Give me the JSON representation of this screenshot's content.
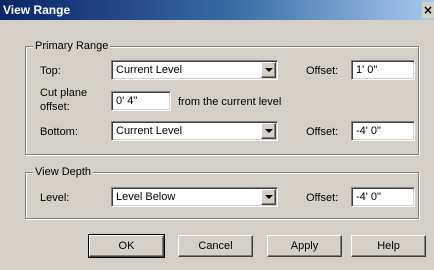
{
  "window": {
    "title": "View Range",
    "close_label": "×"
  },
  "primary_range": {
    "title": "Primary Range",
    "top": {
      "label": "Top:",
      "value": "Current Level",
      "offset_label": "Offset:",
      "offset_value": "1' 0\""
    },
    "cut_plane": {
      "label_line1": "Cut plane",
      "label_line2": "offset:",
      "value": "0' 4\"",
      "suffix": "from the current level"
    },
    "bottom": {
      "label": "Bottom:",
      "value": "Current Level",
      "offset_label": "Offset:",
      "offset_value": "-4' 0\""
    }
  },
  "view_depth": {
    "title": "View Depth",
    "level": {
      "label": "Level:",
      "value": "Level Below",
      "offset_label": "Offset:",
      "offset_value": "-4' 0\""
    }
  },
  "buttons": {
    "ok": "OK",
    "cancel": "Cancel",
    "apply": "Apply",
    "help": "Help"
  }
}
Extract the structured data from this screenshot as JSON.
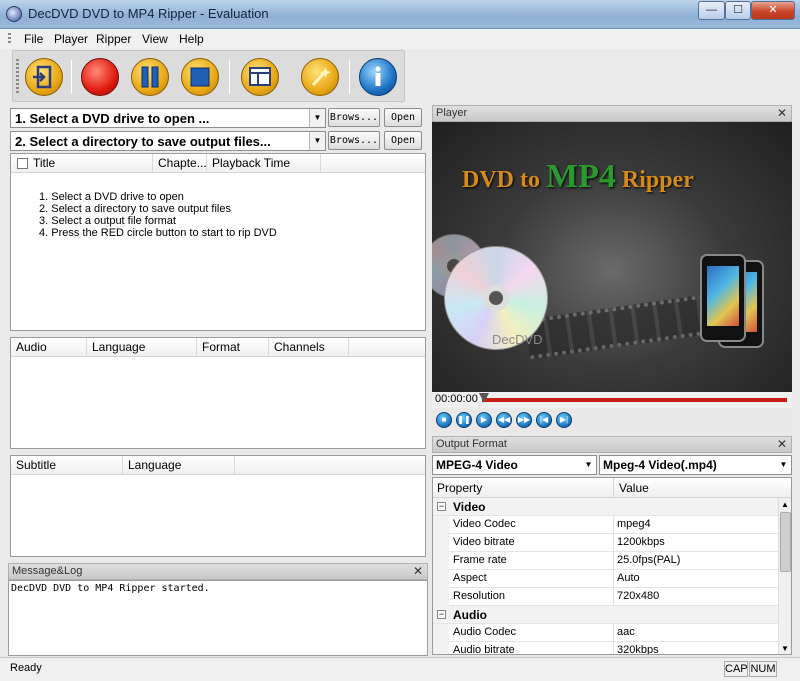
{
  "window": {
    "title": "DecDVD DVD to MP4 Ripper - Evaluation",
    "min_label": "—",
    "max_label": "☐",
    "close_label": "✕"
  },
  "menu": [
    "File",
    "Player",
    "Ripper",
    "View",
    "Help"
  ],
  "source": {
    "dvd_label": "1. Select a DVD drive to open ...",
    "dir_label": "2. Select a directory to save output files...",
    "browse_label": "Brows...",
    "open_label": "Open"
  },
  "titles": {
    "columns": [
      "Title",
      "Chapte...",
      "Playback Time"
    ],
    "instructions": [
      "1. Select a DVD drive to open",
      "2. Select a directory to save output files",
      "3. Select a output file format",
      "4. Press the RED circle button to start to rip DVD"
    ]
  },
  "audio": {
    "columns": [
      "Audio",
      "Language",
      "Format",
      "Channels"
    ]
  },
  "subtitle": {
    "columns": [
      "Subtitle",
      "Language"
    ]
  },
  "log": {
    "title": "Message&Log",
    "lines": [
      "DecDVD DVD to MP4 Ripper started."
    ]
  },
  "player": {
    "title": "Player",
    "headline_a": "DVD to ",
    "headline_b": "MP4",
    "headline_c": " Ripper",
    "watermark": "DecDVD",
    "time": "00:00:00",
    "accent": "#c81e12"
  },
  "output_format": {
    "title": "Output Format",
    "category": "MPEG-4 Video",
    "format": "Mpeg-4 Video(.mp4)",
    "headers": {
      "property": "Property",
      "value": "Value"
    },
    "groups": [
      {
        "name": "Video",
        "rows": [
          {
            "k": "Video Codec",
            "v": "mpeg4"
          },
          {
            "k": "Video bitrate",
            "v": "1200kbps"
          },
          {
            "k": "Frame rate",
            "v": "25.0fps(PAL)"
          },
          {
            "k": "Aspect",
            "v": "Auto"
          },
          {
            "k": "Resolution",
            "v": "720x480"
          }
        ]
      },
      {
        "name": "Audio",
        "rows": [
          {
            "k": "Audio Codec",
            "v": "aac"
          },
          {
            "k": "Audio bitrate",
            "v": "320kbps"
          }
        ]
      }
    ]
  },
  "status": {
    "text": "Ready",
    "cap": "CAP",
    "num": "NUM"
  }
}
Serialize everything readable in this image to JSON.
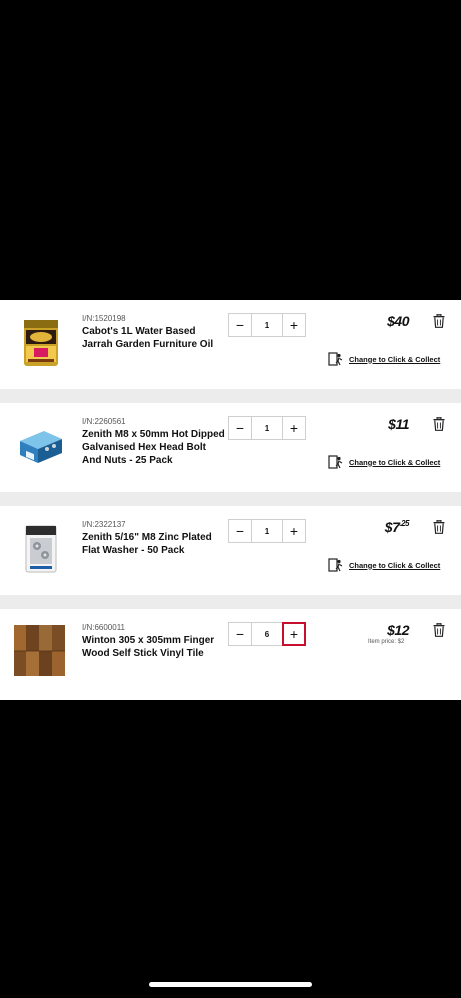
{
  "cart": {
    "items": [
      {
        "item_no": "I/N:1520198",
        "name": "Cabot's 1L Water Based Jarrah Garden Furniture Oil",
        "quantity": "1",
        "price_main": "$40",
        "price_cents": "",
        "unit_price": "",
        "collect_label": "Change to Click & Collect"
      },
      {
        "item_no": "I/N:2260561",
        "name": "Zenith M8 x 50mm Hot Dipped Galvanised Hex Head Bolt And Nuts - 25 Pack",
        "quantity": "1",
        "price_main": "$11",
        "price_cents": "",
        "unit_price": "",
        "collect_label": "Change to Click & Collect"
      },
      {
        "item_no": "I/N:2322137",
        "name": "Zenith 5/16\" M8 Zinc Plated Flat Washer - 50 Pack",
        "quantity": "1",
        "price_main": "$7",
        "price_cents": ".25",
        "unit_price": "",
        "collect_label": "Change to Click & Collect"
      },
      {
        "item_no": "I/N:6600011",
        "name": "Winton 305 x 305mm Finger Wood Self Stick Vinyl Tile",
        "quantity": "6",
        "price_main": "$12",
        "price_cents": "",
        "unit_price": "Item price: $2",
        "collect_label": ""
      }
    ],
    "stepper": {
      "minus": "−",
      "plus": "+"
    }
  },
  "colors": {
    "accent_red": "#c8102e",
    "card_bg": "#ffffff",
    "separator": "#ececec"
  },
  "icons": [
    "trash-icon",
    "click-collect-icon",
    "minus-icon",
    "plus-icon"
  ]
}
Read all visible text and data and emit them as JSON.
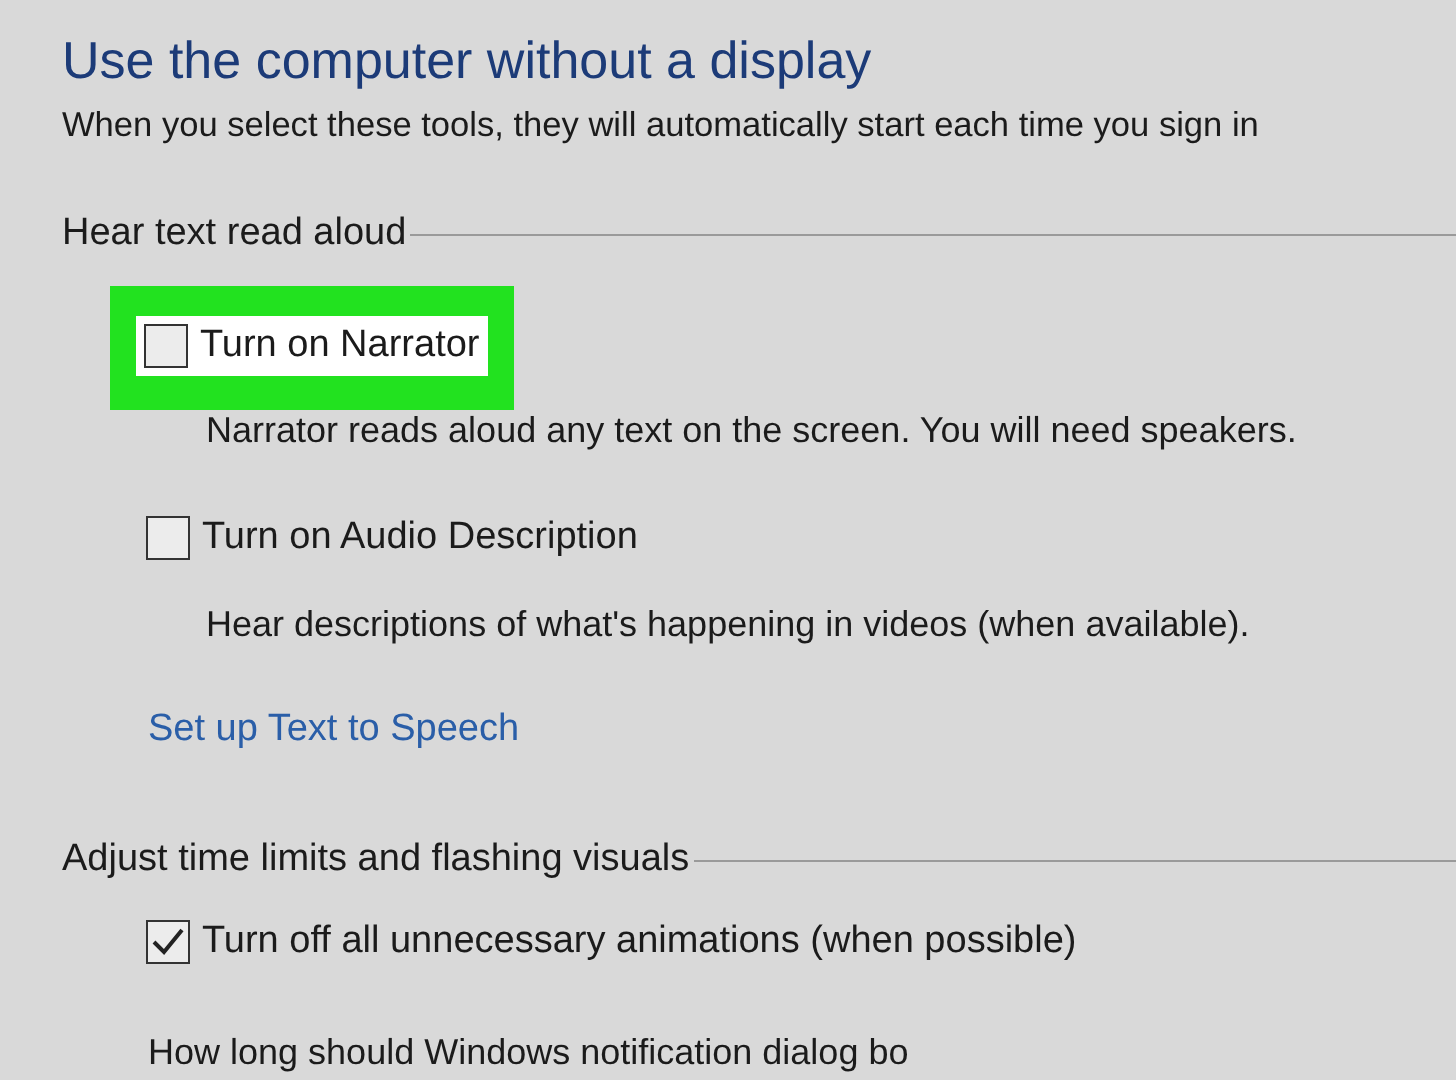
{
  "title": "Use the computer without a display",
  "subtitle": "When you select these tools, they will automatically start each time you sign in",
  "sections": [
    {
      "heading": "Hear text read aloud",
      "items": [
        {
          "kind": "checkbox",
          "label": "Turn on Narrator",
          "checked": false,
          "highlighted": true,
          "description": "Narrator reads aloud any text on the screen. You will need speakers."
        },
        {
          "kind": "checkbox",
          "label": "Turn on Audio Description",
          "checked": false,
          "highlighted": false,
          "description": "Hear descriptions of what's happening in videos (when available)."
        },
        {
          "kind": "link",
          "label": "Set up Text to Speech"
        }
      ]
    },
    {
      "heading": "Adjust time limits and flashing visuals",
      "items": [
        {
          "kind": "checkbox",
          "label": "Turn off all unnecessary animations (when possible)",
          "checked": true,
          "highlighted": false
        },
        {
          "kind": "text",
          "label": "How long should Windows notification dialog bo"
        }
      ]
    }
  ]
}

▬▬▬▬▬▬

Set problem -
Look above for lines with the word "JSON" and copy them all.

Full solution -
Give me the JSON representation of this screenshot's content.
Extract the structured data from this screenshot as JSON.
Serialize everything readable in this image to JSON.
Read all visible text and data and emit them as JSON.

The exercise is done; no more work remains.